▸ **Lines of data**
§
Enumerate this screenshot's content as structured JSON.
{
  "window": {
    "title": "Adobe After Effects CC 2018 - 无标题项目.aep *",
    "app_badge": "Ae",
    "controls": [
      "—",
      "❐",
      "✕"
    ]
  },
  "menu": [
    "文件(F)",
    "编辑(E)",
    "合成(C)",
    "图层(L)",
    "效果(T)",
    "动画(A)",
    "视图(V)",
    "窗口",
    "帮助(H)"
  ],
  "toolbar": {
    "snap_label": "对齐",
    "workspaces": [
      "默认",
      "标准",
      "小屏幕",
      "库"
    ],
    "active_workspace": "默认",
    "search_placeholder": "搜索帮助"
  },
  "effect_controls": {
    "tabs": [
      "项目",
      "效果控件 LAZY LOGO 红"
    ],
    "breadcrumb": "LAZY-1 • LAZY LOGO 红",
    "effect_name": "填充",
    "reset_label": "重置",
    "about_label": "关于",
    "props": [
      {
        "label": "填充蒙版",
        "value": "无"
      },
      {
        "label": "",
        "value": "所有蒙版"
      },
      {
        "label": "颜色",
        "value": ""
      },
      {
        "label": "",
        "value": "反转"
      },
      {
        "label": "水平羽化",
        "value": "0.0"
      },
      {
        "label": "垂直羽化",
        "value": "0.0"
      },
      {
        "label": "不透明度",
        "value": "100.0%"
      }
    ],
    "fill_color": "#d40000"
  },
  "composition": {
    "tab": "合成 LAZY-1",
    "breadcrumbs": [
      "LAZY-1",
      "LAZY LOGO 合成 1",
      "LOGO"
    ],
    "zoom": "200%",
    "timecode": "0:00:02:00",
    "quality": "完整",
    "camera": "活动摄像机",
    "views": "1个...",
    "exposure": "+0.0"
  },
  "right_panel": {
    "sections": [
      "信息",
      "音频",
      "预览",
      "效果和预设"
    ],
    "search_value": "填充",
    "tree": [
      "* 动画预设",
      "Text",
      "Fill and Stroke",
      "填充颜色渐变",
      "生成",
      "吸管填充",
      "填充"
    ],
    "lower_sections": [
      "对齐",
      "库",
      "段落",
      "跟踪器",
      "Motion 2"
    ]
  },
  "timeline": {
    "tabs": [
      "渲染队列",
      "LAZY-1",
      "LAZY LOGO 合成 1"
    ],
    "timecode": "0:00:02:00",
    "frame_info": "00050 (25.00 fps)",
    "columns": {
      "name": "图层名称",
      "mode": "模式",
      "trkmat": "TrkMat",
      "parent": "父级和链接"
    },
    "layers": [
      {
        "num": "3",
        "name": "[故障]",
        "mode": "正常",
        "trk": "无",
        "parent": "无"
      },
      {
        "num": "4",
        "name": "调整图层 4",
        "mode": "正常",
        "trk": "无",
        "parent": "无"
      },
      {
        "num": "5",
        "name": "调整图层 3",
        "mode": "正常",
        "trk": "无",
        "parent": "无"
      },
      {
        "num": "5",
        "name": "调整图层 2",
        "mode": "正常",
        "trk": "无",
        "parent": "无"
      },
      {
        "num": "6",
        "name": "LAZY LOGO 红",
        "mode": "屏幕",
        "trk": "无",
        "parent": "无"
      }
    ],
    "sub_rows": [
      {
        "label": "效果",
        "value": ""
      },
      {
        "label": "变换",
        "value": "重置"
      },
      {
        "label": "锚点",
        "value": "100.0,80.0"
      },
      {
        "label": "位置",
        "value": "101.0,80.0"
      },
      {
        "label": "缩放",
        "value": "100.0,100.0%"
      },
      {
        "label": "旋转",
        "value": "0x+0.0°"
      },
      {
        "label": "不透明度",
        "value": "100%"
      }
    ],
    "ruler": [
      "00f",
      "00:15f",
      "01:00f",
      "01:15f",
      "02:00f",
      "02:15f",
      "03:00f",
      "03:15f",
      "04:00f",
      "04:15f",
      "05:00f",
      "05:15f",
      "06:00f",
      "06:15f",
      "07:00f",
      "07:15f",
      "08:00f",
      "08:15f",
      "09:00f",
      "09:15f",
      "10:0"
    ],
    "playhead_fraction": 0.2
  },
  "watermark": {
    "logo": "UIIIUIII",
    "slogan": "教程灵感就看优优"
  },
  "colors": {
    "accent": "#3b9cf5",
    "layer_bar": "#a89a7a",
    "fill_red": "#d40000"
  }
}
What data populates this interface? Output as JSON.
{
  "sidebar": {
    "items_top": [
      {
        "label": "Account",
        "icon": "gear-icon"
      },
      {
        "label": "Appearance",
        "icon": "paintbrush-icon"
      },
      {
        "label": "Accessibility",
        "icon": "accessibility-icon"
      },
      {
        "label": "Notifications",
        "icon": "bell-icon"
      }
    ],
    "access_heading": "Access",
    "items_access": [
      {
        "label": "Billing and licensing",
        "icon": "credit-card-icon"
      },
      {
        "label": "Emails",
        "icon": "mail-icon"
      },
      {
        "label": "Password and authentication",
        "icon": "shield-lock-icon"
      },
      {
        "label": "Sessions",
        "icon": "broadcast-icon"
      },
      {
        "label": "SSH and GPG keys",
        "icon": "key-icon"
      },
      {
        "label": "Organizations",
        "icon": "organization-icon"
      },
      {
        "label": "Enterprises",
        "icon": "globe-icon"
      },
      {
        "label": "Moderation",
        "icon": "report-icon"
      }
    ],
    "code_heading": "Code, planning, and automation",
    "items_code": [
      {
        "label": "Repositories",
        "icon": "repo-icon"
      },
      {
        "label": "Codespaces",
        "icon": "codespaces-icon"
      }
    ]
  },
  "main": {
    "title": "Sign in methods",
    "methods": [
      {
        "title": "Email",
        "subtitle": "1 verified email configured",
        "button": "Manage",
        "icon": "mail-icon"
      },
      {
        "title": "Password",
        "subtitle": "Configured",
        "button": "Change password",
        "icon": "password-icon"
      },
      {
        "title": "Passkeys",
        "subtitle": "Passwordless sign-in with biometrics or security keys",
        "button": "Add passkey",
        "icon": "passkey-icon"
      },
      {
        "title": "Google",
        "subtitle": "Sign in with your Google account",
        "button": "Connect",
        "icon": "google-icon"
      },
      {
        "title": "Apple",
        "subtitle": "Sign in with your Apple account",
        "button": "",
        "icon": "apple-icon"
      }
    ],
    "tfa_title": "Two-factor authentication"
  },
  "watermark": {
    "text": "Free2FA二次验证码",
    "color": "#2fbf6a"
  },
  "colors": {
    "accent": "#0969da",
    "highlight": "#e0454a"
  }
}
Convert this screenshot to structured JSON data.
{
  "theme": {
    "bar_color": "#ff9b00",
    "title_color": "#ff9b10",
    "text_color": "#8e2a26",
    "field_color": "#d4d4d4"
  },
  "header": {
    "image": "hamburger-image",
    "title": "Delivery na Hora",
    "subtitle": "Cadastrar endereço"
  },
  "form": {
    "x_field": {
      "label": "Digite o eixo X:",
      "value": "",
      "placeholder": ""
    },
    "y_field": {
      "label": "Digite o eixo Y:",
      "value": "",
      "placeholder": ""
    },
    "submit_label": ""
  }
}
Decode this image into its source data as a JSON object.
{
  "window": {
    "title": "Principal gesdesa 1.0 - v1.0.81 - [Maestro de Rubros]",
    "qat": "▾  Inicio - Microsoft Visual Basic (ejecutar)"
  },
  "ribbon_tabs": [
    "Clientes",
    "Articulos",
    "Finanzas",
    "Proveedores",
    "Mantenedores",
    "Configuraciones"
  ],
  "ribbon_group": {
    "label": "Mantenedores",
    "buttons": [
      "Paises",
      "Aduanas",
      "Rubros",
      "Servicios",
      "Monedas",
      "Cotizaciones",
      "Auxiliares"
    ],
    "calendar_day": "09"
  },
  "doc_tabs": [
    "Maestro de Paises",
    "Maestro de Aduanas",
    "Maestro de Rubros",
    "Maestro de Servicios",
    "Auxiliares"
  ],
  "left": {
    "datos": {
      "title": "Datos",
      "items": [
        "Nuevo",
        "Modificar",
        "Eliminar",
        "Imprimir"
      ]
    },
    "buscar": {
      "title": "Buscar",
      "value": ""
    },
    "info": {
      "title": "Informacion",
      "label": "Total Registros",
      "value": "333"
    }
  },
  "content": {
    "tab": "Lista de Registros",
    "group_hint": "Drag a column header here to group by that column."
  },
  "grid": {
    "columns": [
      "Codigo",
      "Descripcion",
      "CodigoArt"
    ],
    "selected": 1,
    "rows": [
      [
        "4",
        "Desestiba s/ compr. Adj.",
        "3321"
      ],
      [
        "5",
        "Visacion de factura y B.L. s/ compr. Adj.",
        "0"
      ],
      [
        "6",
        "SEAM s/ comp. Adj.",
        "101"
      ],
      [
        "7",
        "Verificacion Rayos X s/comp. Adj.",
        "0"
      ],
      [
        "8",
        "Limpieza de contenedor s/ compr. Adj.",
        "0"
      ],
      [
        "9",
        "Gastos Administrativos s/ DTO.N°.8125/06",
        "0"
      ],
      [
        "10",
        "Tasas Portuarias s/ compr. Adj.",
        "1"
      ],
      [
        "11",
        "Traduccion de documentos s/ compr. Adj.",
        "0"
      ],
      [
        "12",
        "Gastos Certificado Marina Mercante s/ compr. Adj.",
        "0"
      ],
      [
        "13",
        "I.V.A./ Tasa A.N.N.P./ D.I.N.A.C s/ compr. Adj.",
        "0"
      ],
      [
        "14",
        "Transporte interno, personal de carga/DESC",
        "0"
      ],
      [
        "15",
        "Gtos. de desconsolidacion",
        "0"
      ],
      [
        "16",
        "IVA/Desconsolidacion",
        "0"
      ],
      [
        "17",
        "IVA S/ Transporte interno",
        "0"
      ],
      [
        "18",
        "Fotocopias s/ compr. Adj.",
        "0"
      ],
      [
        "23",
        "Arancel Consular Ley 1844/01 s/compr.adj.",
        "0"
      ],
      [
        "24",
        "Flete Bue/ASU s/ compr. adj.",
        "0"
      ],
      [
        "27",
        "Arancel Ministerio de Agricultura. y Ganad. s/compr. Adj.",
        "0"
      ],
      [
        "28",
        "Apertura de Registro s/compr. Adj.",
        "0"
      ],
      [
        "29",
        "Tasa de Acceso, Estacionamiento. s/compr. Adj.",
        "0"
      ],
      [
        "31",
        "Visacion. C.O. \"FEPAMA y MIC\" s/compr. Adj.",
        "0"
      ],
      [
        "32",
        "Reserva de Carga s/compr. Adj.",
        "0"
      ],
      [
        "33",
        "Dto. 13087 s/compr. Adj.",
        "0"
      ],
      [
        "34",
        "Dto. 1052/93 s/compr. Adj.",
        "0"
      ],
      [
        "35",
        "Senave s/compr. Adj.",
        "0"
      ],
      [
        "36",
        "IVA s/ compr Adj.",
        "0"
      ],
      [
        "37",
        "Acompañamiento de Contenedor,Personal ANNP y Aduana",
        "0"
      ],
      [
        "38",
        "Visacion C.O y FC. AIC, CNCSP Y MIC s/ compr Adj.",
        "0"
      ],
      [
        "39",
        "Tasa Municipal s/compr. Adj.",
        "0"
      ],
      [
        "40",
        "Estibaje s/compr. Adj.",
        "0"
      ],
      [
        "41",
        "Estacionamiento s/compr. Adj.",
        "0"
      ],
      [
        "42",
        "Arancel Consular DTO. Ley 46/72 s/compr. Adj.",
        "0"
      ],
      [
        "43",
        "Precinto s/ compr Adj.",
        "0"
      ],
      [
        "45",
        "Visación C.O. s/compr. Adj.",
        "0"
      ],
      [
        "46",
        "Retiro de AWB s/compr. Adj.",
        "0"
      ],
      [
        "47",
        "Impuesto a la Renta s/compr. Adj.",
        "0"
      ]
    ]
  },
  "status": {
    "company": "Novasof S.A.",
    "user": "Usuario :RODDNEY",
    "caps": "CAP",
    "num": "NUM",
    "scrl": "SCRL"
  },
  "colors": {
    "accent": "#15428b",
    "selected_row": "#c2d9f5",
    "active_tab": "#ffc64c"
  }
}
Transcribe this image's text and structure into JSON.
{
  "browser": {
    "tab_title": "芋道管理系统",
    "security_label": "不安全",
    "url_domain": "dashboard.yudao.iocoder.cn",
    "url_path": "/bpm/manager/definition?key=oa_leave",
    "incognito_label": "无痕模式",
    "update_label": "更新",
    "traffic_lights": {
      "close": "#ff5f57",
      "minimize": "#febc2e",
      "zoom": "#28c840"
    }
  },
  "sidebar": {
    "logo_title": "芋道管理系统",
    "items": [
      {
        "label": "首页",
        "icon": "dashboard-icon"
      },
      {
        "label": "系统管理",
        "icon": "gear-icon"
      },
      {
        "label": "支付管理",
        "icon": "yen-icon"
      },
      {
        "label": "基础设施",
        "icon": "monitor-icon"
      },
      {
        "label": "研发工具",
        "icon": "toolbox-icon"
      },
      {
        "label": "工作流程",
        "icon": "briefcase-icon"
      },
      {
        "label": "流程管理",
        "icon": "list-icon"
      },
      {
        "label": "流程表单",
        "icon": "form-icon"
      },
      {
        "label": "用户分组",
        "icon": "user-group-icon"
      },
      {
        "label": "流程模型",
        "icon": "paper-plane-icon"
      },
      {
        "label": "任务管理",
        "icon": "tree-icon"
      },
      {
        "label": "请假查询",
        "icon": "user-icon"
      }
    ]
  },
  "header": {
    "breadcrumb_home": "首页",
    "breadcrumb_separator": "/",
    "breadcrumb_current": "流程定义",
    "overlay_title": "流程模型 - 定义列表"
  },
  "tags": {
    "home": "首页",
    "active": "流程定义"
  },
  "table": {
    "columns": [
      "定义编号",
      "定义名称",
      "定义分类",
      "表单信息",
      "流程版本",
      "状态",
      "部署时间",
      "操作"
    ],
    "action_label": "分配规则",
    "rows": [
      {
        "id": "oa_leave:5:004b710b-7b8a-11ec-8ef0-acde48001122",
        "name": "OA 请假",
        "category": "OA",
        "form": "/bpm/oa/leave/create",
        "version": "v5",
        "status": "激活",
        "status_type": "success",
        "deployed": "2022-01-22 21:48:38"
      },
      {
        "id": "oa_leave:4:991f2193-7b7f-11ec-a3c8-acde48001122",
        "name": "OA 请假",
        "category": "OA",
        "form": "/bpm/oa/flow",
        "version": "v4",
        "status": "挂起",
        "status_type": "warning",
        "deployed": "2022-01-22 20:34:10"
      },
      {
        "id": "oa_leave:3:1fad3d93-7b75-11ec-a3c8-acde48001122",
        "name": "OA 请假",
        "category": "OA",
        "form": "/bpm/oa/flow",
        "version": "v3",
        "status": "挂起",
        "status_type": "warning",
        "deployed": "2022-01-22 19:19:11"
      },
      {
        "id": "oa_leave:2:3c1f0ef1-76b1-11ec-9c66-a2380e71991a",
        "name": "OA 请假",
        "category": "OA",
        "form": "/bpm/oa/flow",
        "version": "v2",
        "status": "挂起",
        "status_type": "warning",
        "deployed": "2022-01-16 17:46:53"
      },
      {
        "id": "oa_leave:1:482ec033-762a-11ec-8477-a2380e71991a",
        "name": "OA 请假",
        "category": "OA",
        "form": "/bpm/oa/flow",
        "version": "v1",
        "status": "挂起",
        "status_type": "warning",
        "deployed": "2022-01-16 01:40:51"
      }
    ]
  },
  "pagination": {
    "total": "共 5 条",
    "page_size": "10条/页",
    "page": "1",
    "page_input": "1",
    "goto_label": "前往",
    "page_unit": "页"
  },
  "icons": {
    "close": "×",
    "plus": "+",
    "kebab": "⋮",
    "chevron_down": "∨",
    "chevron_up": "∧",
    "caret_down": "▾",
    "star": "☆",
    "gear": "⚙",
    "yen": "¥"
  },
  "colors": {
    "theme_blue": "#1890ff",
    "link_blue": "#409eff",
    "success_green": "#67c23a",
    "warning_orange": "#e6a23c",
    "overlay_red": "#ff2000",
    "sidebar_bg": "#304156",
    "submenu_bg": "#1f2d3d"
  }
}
§
▸ **The request**
Figure out how many lines above include the string "Estacionamiento", then report that number and nothing else.

▸ **The solution**
2